__What the task requires__
Below is a block of records; repeat all of them exactly.

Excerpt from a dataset
----------
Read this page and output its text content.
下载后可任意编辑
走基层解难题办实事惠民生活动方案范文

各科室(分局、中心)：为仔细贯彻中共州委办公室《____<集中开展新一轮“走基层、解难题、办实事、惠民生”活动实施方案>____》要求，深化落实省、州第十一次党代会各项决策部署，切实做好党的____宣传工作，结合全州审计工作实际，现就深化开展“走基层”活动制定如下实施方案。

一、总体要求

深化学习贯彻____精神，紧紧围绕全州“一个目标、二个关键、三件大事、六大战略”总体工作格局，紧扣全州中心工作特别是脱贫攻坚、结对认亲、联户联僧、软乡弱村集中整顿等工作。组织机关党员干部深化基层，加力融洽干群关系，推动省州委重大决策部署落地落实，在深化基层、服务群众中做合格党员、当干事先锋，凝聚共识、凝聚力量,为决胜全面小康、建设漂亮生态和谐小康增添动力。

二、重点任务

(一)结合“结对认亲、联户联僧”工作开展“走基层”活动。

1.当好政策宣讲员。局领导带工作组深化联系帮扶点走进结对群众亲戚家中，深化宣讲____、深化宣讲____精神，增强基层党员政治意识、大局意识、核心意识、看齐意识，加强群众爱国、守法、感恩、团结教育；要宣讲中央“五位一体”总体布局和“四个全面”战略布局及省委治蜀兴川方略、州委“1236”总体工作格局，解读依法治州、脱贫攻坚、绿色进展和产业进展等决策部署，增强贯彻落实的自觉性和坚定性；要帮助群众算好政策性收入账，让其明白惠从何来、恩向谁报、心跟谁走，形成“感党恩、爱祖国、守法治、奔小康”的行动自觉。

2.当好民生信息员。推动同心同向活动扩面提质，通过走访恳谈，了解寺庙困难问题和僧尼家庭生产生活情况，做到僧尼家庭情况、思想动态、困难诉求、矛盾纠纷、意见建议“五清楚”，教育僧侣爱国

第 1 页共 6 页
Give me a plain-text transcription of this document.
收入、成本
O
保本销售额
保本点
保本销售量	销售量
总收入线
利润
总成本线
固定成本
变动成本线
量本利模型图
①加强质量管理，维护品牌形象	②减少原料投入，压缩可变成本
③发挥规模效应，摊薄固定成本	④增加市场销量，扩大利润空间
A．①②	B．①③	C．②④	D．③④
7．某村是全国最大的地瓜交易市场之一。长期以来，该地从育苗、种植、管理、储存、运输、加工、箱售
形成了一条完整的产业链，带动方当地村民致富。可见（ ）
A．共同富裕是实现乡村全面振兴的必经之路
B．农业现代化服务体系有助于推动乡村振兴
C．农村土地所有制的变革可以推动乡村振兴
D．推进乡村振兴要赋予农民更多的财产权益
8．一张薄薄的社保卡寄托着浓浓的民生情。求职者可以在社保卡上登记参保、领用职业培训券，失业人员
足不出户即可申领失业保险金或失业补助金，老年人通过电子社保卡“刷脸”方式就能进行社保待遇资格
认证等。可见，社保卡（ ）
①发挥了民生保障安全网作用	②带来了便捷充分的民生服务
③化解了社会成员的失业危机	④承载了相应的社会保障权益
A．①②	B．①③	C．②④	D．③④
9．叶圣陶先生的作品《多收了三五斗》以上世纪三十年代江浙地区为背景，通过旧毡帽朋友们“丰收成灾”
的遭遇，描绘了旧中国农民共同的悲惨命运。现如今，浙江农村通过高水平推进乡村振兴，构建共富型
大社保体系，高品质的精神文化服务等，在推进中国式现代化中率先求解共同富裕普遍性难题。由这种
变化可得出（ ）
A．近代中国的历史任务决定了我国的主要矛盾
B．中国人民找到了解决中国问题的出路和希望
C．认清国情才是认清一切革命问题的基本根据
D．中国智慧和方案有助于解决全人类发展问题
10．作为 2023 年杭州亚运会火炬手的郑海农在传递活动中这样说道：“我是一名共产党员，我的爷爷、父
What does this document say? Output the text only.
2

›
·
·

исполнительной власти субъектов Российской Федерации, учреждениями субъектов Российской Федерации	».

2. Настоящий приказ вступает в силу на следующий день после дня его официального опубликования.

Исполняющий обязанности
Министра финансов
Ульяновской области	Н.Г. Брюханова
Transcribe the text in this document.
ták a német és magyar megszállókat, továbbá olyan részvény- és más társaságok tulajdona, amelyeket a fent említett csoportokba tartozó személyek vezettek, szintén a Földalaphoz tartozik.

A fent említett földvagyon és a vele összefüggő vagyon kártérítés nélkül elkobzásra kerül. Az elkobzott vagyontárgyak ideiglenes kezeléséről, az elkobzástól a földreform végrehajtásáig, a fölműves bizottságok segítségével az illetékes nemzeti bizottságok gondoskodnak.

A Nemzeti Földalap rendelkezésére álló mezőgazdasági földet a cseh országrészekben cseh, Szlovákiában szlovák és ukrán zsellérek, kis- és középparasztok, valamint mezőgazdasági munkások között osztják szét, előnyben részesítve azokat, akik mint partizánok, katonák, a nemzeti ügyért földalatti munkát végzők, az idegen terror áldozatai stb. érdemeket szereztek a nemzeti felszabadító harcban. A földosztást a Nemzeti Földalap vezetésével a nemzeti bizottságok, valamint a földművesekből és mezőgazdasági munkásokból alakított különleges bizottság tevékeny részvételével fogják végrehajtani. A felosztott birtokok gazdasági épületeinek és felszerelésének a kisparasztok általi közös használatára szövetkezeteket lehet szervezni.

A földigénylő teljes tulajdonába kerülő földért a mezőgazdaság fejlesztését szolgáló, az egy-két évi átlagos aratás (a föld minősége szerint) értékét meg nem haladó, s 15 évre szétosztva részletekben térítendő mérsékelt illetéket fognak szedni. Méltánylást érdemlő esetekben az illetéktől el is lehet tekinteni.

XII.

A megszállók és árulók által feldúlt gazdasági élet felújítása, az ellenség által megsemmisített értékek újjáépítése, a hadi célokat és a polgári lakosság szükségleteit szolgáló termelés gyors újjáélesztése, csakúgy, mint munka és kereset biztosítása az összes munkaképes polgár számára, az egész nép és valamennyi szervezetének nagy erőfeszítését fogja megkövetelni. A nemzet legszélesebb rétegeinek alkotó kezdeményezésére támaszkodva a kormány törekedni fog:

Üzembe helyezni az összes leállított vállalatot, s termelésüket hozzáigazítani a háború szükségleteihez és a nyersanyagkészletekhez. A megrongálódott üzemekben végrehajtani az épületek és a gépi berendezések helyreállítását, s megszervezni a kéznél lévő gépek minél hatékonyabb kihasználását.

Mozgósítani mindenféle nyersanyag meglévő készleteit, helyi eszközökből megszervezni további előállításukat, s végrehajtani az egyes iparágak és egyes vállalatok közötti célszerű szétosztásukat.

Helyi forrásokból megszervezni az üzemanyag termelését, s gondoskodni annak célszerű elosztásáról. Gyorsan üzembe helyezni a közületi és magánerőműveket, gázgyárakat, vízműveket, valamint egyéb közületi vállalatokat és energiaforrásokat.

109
----------
__Expected answer__
Read this page and output its text content.
下载后可任意编辑
走基层解难题办实事惠民生活动方案范文

各科室(分局、中心)：为仔细贯彻中共州委办公室《____<集中开展新一轮“走基层、解难题、办实事、惠民生”活动实施方案>____》要求，深化落实省、州第十一次党代会各项决策部署，切实做好党的____宣传工作，结合全州审计工作实际，现就深化开展“走基层”活动制定如下实施方案。

一、总体要求

深化学习贯彻____精神，紧紧围绕全州“一个目标、二个关键、三件大事、六大战略”总体工作格局，紧扣全州中心工作特别是脱贫攻坚、结对认亲、联户联僧、软乡弱村集中整顿等工作。组织机关党员干部深化基层，加力融洽干群关系，推动省州委重大决策部署落地落实，在深化基层、服务群众中做合格党员、当干事先锋，凝聚共识、凝聚力量,为决胜全面小康、建设漂亮生态和谐小康增添动力。

二、重点任务

(一)结合“结对认亲、联户联僧”工作开展“走基层”活动。

1.当好政策宣讲员。局领导带工作组深化联系帮扶点走进结对群众亲戚家中，深化宣讲____、深化宣讲____精神，增强基层党员政治意识、大局意识、核心意识、看齐意识，加强群众爱国、守法、感恩、团结教育；要宣讲中央“五位一体”总体布局和“四个全面”战略布局及省委治蜀兴川方略、州委“1236”总体工作格局，解读依法治州、脱贫攻坚、绿色进展和产业进展等决策部署，增强贯彻落实的自觉性和坚定性；要帮助群众算好政策性收入账，让其明白惠从何来、恩向谁报、心跟谁走，形成“感党恩、爱祖国、守法治、奔小康”的行动自觉。

2.当好民生信息员。推动同心同向活动扩面提质，通过走访恳谈，了解寺庙困难问题和僧尼家庭生产生活情况，做到僧尼家庭情况、思想动态、困难诉求、矛盾纠纷、意见建议“五清楚”，教育僧侣爱国

第 1 页共 6 页
Give me a plain-text transcription of this document.
收入、成本
O
保本销售额
保本点
保本销售量	销售量
总收入线
利润
总成本线
固定成本
变动成本线
量本利模型图
①加强质量管理，维护品牌形象	②减少原料投入，压缩可变成本
③发挥规模效应，摊薄固定成本	④增加市场销量，扩大利润空间
A．①②	B．①③	C．②④	D．③④
7．某村是全国最大的地瓜交易市场之一。长期以来，该地从育苗、种植、管理、储存、运输、加工、箱售
形成了一条完整的产业链，带动方当地村民致富。可见（ ）
A．共同富裕是实现乡村全面振兴的必经之路
B．农业现代化服务体系有助于推动乡村振兴
C．农村土地所有制的变革可以推动乡村振兴
D．推进乡村振兴要赋予农民更多的财产权益
8．一张薄薄的社保卡寄托着浓浓的民生情。求职者可以在社保卡上登记参保、领用职业培训券，失业人员
足不出户即可申领失业保险金或失业补助金，老年人通过电子社保卡“刷脸”方式就能进行社保待遇资格
认证等。可见，社保卡（ ）
①发挥了民生保障安全网作用	②带来了便捷充分的民生服务
③化解了社会成员的失业危机	④承载了相应的社会保障权益
A．①②	B．①③	C．②④	D．③④
9．叶圣陶先生的作品《多收了三五斗》以上世纪三十年代江浙地区为背景，通过旧毡帽朋友们“丰收成灾”
的遭遇，描绘了旧中国农民共同的悲惨命运。现如今，浙江农村通过高水平推进乡村振兴，构建共富型
大社保体系，高品质的精神文化服务等，在推进中国式现代化中率先求解共同富裕普遍性难题。由这种
变化可得出（ ）
A．近代中国的历史任务决定了我国的主要矛盾
B．中国人民找到了解决中国问题的出路和希望
C．认清国情才是认清一切革命问题的基本根据
D．中国智慧和方案有助于解决全人类发展问题
10．作为 2023 年杭州亚运会火炬手的郑海农在传递活动中这样说道：“我是一名共产党员，我的爷爷、父
What does this document say? Output the text only.
2

›
·
·

исполнительной власти субъектов Российской Федерации, учреждениями субъектов Российской Федерации	».

2. Настоящий приказ вступает в силу на следующий день после дня его официального опубликования.

Исполняющий обязанности
Министра финансов
Ульяновской области	Н.Г. Брюханова
Transcribe the text in this document.
ták a német és magyar megszállókat, továbbá olyan részvény- és más társaságok tulajdona, amelyeket a fent említett csoportokba tartozó személyek vezettek, szintén a Földalaphoz tartozik.

A fent említett földvagyon és a vele összefüggő vagyon kártérítés nélkül elkobzásra kerül. Az elkobzott vagyontárgyak ideiglenes kezeléséről, az elkobzástól a földreform végrehajtásáig, a fölműves bizottságok segítségével az illetékes nemzeti bizottságok gondoskodnak.

A Nemzeti Földalap rendelkezésére álló mezőgazdasági földet a cseh országrészekben cseh, Szlovákiában szlovák és ukrán zsellérek, kis- és középparasztok, valamint mezőgazdasági munkások között osztják szét, előnyben részesítve azokat, akik mint partizánok, katonák, a nemzeti ügyért földalatti munkát végzők, az idegen terror áldozatai stb. érdemeket szereztek a nemzeti felszabadító harcban. A földosztást a Nemzeti Földalap vezetésével a nemzeti bizottságok, valamint a földművesekből és mezőgazdasági munkásokból alakított különleges bizottság tevékeny részvételével fogják végrehajtani. A felosztott birtokok gazdasági épületeinek és felszerelésének a kisparasztok általi közös használatára szövetkezeteket lehet szervezni.

A földigénylő teljes tulajdonába kerülő földért a mezőgazdaság fejlesztését szolgáló, az egy-két évi átlagos aratás (a föld minősége szerint) értékét meg nem haladó, s 15 évre szétosztva részletekben térítendő mérsékelt illetéket fognak szedni. Méltánylást érdemlő esetekben az illetéktől el is lehet tekinteni.

XII.

A megszállók és árulók által feldúlt gazdasági élet felújítása, az ellenség által megsemmisített értékek újjáépítése, a hadi célokat és a polgári lakosság szükségleteit szolgáló termelés gyors újjáélesztése, csakúgy, mint munka és kereset biztosítása az összes munkaképes polgár számára, az egész nép és valamennyi szervezetének nagy erőfeszítését fogja megkövetelni. A nemzet legszélesebb rétegeinek alkotó kezdeményezésére támaszkodva a kormány törekedni fog:

Üzembe helyezni az összes leállított vállalatot, s termelésüket hozzáigazítani a háború szükségleteihez és a nyersanyagkészletekhez. A megrongálódott üzemekben végrehajtani az épületek és a gépi berendezések helyreállítását, s megszervezni a kéznél lévő gépek minél hatékonyabb kihasználását.

Mozgósítani mindenféle nyersanyag meglévő készleteit, helyi eszközökből megszervezni további előállításukat, s végrehajtani az egyes iparágak és egyes vállalatok közötti célszerű szétosztásukat.

Helyi forrásokból megszervezni az üzemanyag termelését, s gondoskodni annak célszerű elosztásáról. Gyorsan üzembe helyezni a közületi és magánerőműveket, gázgyárakat, vízműveket, valamint egyéb közületi vállalatokat és energiaforrásokat.

109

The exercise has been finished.